━━ Dataset

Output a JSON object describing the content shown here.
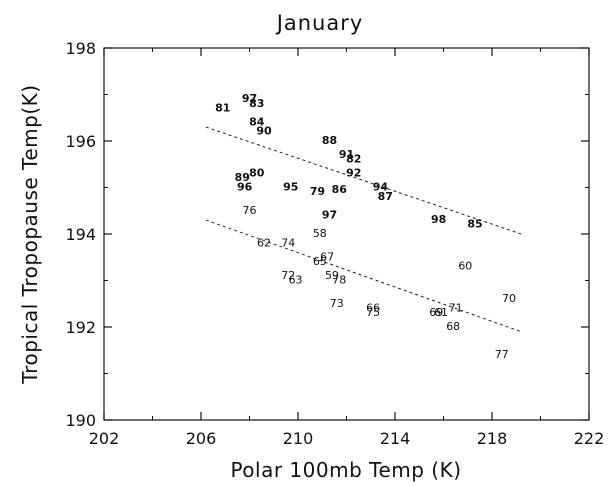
{
  "chart_data": {
    "type": "scatter",
    "title": "January",
    "xlabel": "Polar 100mb Temp (K)",
    "ylabel": "Tropical Tropopause Temp(K)",
    "xlim": [
      202,
      222
    ],
    "ylim": [
      190,
      198
    ],
    "xticks": [
      "202",
      "206",
      "210",
      "214",
      "218",
      "222"
    ],
    "yticks": [
      "190",
      "192",
      "194",
      "196",
      "198"
    ],
    "grid": false,
    "marker": "year-labels",
    "series": [
      {
        "style": "bold",
        "points": [
          {
            "label": "97",
            "x": 208.0,
            "y": 196.9
          },
          {
            "label": "83",
            "x": 208.3,
            "y": 196.8
          },
          {
            "label": "81",
            "x": 206.9,
            "y": 196.7
          },
          {
            "label": "84",
            "x": 208.3,
            "y": 196.4
          },
          {
            "label": "90",
            "x": 208.6,
            "y": 196.2
          },
          {
            "label": "88",
            "x": 211.3,
            "y": 196.0
          },
          {
            "label": "91",
            "x": 212.0,
            "y": 195.7
          },
          {
            "label": "82",
            "x": 212.3,
            "y": 195.6
          },
          {
            "label": "92",
            "x": 212.3,
            "y": 195.3
          },
          {
            "label": "89",
            "x": 207.7,
            "y": 195.2
          },
          {
            "label": "80",
            "x": 208.3,
            "y": 195.3
          },
          {
            "label": "96",
            "x": 207.8,
            "y": 195.0
          },
          {
            "label": "95",
            "x": 209.7,
            "y": 195.0
          },
          {
            "label": "79",
            "x": 210.8,
            "y": 194.9
          },
          {
            "label": "86",
            "x": 211.7,
            "y": 194.95
          },
          {
            "label": "94",
            "x": 213.4,
            "y": 195.0
          },
          {
            "label": "87",
            "x": 213.6,
            "y": 194.8
          },
          {
            "label": "97",
            "x": 211.3,
            "y": 194.4
          },
          {
            "label": "98",
            "x": 215.8,
            "y": 194.3
          },
          {
            "label": "85",
            "x": 217.3,
            "y": 194.2
          }
        ]
      },
      {
        "style": "regular",
        "points": [
          {
            "label": "76",
            "x": 208.0,
            "y": 194.5
          },
          {
            "label": "58",
            "x": 210.9,
            "y": 194.0
          },
          {
            "label": "62",
            "x": 208.6,
            "y": 193.8
          },
          {
            "label": "74",
            "x": 209.6,
            "y": 193.8
          },
          {
            "label": "67",
            "x": 211.2,
            "y": 193.5
          },
          {
            "label": "65",
            "x": 210.9,
            "y": 193.4
          },
          {
            "label": "60",
            "x": 216.9,
            "y": 193.3
          },
          {
            "label": "72",
            "x": 209.6,
            "y": 193.1
          },
          {
            "label": "59",
            "x": 211.4,
            "y": 193.1
          },
          {
            "label": "78",
            "x": 211.7,
            "y": 193.0
          },
          {
            "label": "63",
            "x": 209.9,
            "y": 193.0
          },
          {
            "label": "70",
            "x": 218.7,
            "y": 192.6
          },
          {
            "label": "73",
            "x": 211.6,
            "y": 192.5
          },
          {
            "label": "66",
            "x": 213.1,
            "y": 192.4
          },
          {
            "label": "71",
            "x": 216.5,
            "y": 192.4
          },
          {
            "label": "75",
            "x": 213.1,
            "y": 192.3
          },
          {
            "label": "69",
            "x": 215.7,
            "y": 192.3
          },
          {
            "label": "61",
            "x": 215.9,
            "y": 192.3
          },
          {
            "label": "68",
            "x": 216.4,
            "y": 192.0
          },
          {
            "label": "77",
            "x": 218.4,
            "y": 191.4
          }
        ]
      }
    ],
    "trend_lines": [
      {
        "style": "dashed",
        "x": [
          206.2,
          219.2
        ],
        "y": [
          196.3,
          194.0
        ]
      },
      {
        "style": "dashed",
        "x": [
          206.2,
          219.2
        ],
        "y": [
          194.3,
          191.9
        ]
      }
    ]
  }
}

━━━━

What the task asks: Reproduce the data above in full, exactly as it is, with the pictures left out.

Solution for this task:
Output a JSON object describing the content shown here.
{
  "chart_data": {
    "type": "scatter",
    "title": "January",
    "xlabel": "Polar 100mb Temp (K)",
    "ylabel": "Tropical Tropopause Temp(K)",
    "xlim": [
      202,
      222
    ],
    "ylim": [
      190,
      198
    ],
    "xticks": [
      "202",
      "206",
      "210",
      "214",
      "218",
      "222"
    ],
    "yticks": [
      "190",
      "192",
      "194",
      "196",
      "198"
    ],
    "grid": false,
    "marker": "year-labels",
    "series": [
      {
        "style": "bold",
        "points": [
          {
            "label": "97",
            "x": 208.0,
            "y": 196.9
          },
          {
            "label": "83",
            "x": 208.3,
            "y": 196.8
          },
          {
            "label": "81",
            "x": 206.9,
            "y": 196.7
          },
          {
            "label": "84",
            "x": 208.3,
            "y": 196.4
          },
          {
            "label": "90",
            "x": 208.6,
            "y": 196.2
          },
          {
            "label": "88",
            "x": 211.3,
            "y": 196.0
          },
          {
            "label": "91",
            "x": 212.0,
            "y": 195.7
          },
          {
            "label": "82",
            "x": 212.3,
            "y": 195.6
          },
          {
            "label": "92",
            "x": 212.3,
            "y": 195.3
          },
          {
            "label": "89",
            "x": 207.7,
            "y": 195.2
          },
          {
            "label": "80",
            "x": 208.3,
            "y": 195.3
          },
          {
            "label": "96",
            "x": 207.8,
            "y": 195.0
          },
          {
            "label": "95",
            "x": 209.7,
            "y": 195.0
          },
          {
            "label": "79",
            "x": 210.8,
            "y": 194.9
          },
          {
            "label": "86",
            "x": 211.7,
            "y": 194.95
          },
          {
            "label": "94",
            "x": 213.4,
            "y": 195.0
          },
          {
            "label": "87",
            "x": 213.6,
            "y": 194.8
          },
          {
            "label": "97",
            "x": 211.3,
            "y": 194.4
          },
          {
            "label": "98",
            "x": 215.8,
            "y": 194.3
          },
          {
            "label": "85",
            "x": 217.3,
            "y": 194.2
          }
        ]
      },
      {
        "style": "regular",
        "points": [
          {
            "label": "76",
            "x": 208.0,
            "y": 194.5
          },
          {
            "label": "58",
            "x": 210.9,
            "y": 194.0
          },
          {
            "label": "62",
            "x": 208.6,
            "y": 193.8
          },
          {
            "label": "74",
            "x": 209.6,
            "y": 193.8
          },
          {
            "label": "67",
            "x": 211.2,
            "y": 193.5
          },
          {
            "label": "65",
            "x": 210.9,
            "y": 193.4
          },
          {
            "label": "60",
            "x": 216.9,
            "y": 193.3
          },
          {
            "label": "72",
            "x": 209.6,
            "y": 193.1
          },
          {
            "label": "59",
            "x": 211.4,
            "y": 193.1
          },
          {
            "label": "78",
            "x": 211.7,
            "y": 193.0
          },
          {
            "label": "63",
            "x": 209.9,
            "y": 193.0
          },
          {
            "label": "70",
            "x": 218.7,
            "y": 192.6
          },
          {
            "label": "73",
            "x": 211.6,
            "y": 192.5
          },
          {
            "label": "66",
            "x": 213.1,
            "y": 192.4
          },
          {
            "label": "71",
            "x": 216.5,
            "y": 192.4
          },
          {
            "label": "75",
            "x": 213.1,
            "y": 192.3
          },
          {
            "label": "69",
            "x": 215.7,
            "y": 192.3
          },
          {
            "label": "61",
            "x": 215.9,
            "y": 192.3
          },
          {
            "label": "68",
            "x": 216.4,
            "y": 192.0
          },
          {
            "label": "77",
            "x": 218.4,
            "y": 191.4
          }
        ]
      }
    ],
    "trend_lines": [
      {
        "style": "dashed",
        "x": [
          206.2,
          219.2
        ],
        "y": [
          196.3,
          194.0
        ]
      },
      {
        "style": "dashed",
        "x": [
          206.2,
          219.2
        ],
        "y": [
          194.3,
          191.9
        ]
      }
    ]
  }
}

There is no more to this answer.